Directions: Without altering anything, repeat each of the records.

─── Provided records ───

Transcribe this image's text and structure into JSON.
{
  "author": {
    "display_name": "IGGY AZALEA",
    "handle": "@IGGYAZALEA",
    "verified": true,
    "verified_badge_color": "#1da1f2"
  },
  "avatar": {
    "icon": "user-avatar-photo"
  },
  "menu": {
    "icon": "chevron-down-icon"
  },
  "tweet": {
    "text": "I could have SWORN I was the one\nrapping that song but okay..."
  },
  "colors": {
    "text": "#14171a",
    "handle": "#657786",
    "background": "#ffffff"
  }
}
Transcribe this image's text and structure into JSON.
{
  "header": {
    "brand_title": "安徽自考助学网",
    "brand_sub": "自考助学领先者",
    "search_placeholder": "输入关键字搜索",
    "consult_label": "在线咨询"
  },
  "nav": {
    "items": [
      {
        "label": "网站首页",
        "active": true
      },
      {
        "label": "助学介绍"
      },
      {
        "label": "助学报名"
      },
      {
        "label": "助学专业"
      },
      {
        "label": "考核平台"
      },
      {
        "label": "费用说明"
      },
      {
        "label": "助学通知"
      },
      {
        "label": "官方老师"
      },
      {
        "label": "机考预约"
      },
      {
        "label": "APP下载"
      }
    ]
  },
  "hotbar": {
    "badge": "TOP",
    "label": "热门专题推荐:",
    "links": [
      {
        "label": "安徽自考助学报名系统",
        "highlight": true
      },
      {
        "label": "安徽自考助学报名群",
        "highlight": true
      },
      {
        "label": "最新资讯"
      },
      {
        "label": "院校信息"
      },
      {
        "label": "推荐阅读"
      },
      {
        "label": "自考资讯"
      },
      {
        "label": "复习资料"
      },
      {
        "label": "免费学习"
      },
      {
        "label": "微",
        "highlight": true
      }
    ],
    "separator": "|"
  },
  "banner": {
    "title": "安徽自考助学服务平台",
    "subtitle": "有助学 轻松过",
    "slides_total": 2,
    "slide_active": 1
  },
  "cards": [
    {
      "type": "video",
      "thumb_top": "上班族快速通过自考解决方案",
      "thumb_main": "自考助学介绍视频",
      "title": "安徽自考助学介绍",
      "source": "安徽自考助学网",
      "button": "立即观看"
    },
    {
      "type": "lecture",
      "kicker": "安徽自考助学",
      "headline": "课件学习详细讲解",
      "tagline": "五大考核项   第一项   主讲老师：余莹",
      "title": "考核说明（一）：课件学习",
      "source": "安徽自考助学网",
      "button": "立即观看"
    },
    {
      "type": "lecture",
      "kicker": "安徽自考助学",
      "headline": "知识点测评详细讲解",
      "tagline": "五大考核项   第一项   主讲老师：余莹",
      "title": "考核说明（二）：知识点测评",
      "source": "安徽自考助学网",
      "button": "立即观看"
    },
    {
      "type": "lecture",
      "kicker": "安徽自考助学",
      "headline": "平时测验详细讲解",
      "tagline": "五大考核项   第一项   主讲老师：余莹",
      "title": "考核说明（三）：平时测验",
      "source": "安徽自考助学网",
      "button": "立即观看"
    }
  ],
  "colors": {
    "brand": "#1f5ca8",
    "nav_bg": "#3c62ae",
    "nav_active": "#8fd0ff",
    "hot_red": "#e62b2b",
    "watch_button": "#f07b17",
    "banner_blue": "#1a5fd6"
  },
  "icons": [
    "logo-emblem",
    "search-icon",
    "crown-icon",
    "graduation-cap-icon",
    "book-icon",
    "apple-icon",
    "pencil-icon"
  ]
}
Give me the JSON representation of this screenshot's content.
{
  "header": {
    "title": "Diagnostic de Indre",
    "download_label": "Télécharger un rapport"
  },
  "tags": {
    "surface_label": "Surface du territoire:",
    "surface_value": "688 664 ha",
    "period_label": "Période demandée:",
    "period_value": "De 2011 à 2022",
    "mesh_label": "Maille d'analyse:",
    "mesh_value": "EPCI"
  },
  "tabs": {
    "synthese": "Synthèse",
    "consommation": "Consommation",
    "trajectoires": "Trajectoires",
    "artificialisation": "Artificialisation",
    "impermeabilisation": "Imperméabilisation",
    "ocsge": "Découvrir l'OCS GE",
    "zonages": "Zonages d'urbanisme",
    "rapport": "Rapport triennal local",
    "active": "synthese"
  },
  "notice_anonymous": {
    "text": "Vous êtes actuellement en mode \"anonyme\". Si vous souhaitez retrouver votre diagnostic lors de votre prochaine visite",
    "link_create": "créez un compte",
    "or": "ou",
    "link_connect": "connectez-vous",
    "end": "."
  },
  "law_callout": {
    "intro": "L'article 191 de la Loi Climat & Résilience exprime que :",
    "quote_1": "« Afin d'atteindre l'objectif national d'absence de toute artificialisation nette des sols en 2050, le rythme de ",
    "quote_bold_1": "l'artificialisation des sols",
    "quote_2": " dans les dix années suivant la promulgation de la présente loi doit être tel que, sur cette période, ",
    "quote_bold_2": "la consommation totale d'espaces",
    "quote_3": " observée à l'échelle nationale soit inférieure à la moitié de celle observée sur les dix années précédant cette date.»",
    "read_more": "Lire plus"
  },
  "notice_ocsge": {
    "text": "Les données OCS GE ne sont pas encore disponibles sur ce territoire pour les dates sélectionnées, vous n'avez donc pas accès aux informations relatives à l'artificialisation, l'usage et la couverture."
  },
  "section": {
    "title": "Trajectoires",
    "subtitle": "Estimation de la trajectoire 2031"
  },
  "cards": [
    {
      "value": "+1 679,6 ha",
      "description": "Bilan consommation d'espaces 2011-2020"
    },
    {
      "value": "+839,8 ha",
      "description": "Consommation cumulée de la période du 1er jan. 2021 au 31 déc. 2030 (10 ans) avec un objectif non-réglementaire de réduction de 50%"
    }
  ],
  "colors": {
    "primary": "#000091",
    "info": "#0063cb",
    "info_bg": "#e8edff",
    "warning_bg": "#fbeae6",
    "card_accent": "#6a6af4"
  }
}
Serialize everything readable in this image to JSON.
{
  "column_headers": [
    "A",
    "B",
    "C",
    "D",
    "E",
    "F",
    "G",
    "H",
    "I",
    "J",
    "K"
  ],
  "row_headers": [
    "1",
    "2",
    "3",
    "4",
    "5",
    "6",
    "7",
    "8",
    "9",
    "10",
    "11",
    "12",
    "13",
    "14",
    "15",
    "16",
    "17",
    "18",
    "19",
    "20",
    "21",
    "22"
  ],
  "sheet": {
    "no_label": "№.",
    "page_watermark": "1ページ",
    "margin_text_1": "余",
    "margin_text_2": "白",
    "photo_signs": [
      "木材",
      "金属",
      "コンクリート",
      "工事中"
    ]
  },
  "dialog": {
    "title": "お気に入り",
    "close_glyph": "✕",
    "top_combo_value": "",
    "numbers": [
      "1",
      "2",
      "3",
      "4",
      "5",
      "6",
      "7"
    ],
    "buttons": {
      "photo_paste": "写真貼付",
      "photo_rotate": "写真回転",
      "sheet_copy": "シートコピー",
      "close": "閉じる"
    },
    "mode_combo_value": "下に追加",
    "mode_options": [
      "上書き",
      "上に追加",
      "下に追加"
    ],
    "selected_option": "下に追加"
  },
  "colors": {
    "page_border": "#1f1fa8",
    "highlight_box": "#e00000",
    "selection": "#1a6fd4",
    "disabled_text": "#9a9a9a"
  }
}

───

Exercise response:
Transcribe this image's text and structure into JSON.
{
  "author": {
    "display_name": "IGGY AZALEA",
    "handle": "@IGGYAZALEA",
    "verified": true,
    "verified_badge_color": "#1da1f2"
  },
  "avatar": {
    "icon": "user-avatar-photo"
  },
  "menu": {
    "icon": "chevron-down-icon"
  },
  "tweet": {
    "text": "I could have SWORN I was the one\nrapping that song but okay..."
  },
  "colors": {
    "text": "#14171a",
    "handle": "#657786",
    "background": "#ffffff"
  }
}
Transcribe this image's text and structure into JSON.
{
  "header": {
    "brand_title": "安徽自考助学网",
    "brand_sub": "自考助学领先者",
    "search_placeholder": "输入关键字搜索",
    "consult_label": "在线咨询"
  },
  "nav": {
    "items": [
      {
        "label": "网站首页",
        "active": true
      },
      {
        "label": "助学介绍"
      },
      {
        "label": "助学报名"
      },
      {
        "label": "助学专业"
      },
      {
        "label": "考核平台"
      },
      {
        "label": "费用说明"
      },
      {
        "label": "助学通知"
      },
      {
        "label": "官方老师"
      },
      {
        "label": "机考预约"
      },
      {
        "label": "APP下载"
      }
    ]
  },
  "hotbar": {
    "badge": "TOP",
    "label": "热门专题推荐:",
    "links": [
      {
        "label": "安徽自考助学报名系统",
        "highlight": true
      },
      {
        "label": "安徽自考助学报名群",
        "highlight": true
      },
      {
        "label": "最新资讯"
      },
      {
        "label": "院校信息"
      },
      {
        "label": "推荐阅读"
      },
      {
        "label": "自考资讯"
      },
      {
        "label": "复习资料"
      },
      {
        "label": "免费学习"
      },
      {
        "label": "微",
        "highlight": true
      }
    ],
    "separator": "|"
  },
  "banner": {
    "title": "安徽自考助学服务平台",
    "subtitle": "有助学 轻松过",
    "slides_total": 2,
    "slide_active": 1
  },
  "cards": [
    {
      "type": "video",
      "thumb_top": "上班族快速通过自考解决方案",
      "thumb_main": "自考助学介绍视频",
      "title": "安徽自考助学介绍",
      "source": "安徽自考助学网",
      "button": "立即观看"
    },
    {
      "type": "lecture",
      "kicker": "安徽自考助学",
      "headline": "课件学习详细讲解",
      "tagline": "五大考核项   第一项   主讲老师：余莹",
      "title": "考核说明（一）：课件学习",
      "source": "安徽自考助学网",
      "button": "立即观看"
    },
    {
      "type": "lecture",
      "kicker": "安徽自考助学",
      "headline": "知识点测评详细讲解",
      "tagline": "五大考核项   第一项   主讲老师：余莹",
      "title": "考核说明（二）：知识点测评",
      "source": "安徽自考助学网",
      "button": "立即观看"
    },
    {
      "type": "lecture",
      "kicker": "安徽自考助学",
      "headline": "平时测验详细讲解",
      "tagline": "五大考核项   第一项   主讲老师：余莹",
      "title": "考核说明（三）：平时测验",
      "source": "安徽自考助学网",
      "button": "立即观看"
    }
  ],
  "colors": {
    "brand": "#1f5ca8",
    "nav_bg": "#3c62ae",
    "nav_active": "#8fd0ff",
    "hot_red": "#e62b2b",
    "watch_button": "#f07b17",
    "banner_blue": "#1a5fd6"
  },
  "icons": [
    "logo-emblem",
    "search-icon",
    "crown-icon",
    "graduation-cap-icon",
    "book-icon",
    "apple-icon",
    "pencil-icon"
  ]
}
Give me the JSON representation of this screenshot's content.
{
  "header": {
    "title": "Diagnostic de Indre",
    "download_label": "Télécharger un rapport"
  },
  "tags": {
    "surface_label": "Surface du territoire:",
    "surface_value": "688 664 ha",
    "period_label": "Période demandée:",
    "period_value": "De 2011 à 2022",
    "mesh_label": "Maille d'analyse:",
    "mesh_value": "EPCI"
  },
  "tabs": {
    "synthese": "Synthèse",
    "consommation": "Consommation",
    "trajectoires": "Trajectoires",
    "artificialisation": "Artificialisation",
    "impermeabilisation": "Imperméabilisation",
    "ocsge": "Découvrir l'OCS GE",
    "zonages": "Zonages d'urbanisme",
    "rapport": "Rapport triennal local",
    "active": "synthese"
  },
  "notice_anonymous": {
    "text": "Vous êtes actuellement en mode \"anonyme\". Si vous souhaitez retrouver votre diagnostic lors de votre prochaine visite",
    "link_create": "créez un compte",
    "or": "ou",
    "link_connect": "connectez-vous",
    "end": "."
  },
  "law_callout": {
    "intro": "L'article 191 de la Loi Climat & Résilience exprime que :",
    "quote_1": "« Afin d'atteindre l'objectif national d'absence de toute artificialisation nette des sols en 2050, le rythme de ",
    "quote_bold_1": "l'artificialisation des sols",
    "quote_2": " dans les dix années suivant la promulgation de la présente loi doit être tel que, sur cette période, ",
    "quote_bold_2": "la consommation totale d'espaces",
    "quote_3": " observée à l'échelle nationale soit inférieure à la moitié de celle observée sur les dix années précédant cette date.»",
    "read_more": "Lire plus"
  },
  "notice_ocsge": {
    "text": "Les données OCS GE ne sont pas encore disponibles sur ce territoire pour les dates sélectionnées, vous n'avez donc pas accès aux informations relatives à l'artificialisation, l'usage et la couverture."
  },
  "section": {
    "title": "Trajectoires",
    "subtitle": "Estimation de la trajectoire 2031"
  },
  "cards": [
    {
      "value": "+1 679,6 ha",
      "description": "Bilan consommation d'espaces 2011-2020"
    },
    {
      "value": "+839,8 ha",
      "description": "Consommation cumulée de la période du 1er jan. 2021 au 31 déc. 2030 (10 ans) avec un objectif non-réglementaire de réduction de 50%"
    }
  ],
  "colors": {
    "primary": "#000091",
    "info": "#0063cb",
    "info_bg": "#e8edff",
    "warning_bg": "#fbeae6",
    "card_accent": "#6a6af4"
  }
}
Serialize everything readable in this image to JSON.
{
  "column_headers": [
    "A",
    "B",
    "C",
    "D",
    "E",
    "F",
    "G",
    "H",
    "I",
    "J",
    "K"
  ],
  "row_headers": [
    "1",
    "2",
    "3",
    "4",
    "5",
    "6",
    "7",
    "8",
    "9",
    "10",
    "11",
    "12",
    "13",
    "14",
    "15",
    "16",
    "17",
    "18",
    "19",
    "20",
    "21",
    "22"
  ],
  "sheet": {
    "no_label": "№.",
    "page_watermark": "1ページ",
    "margin_text_1": "余",
    "margin_text_2": "白",
    "photo_signs": [
      "木材",
      "金属",
      "コンクリート",
      "工事中"
    ]
  },
  "dialog": {
    "title": "お気に入り",
    "close_glyph": "✕",
    "top_combo_value": "",
    "numbers": [
      "1",
      "2",
      "3",
      "4",
      "5",
      "6",
      "7"
    ],
    "buttons": {
      "photo_paste": "写真貼付",
      "photo_rotate": "写真回転",
      "sheet_copy": "シートコピー",
      "close": "閉じる"
    },
    "mode_combo_value": "下に追加",
    "mode_options": [
      "上書き",
      "上に追加",
      "下に追加"
    ],
    "selected_option": "下に追加"
  },
  "colors": {
    "page_border": "#1f1fa8",
    "highlight_box": "#e00000",
    "selection": "#1a6fd4",
    "disabled_text": "#9a9a9a"
  }
}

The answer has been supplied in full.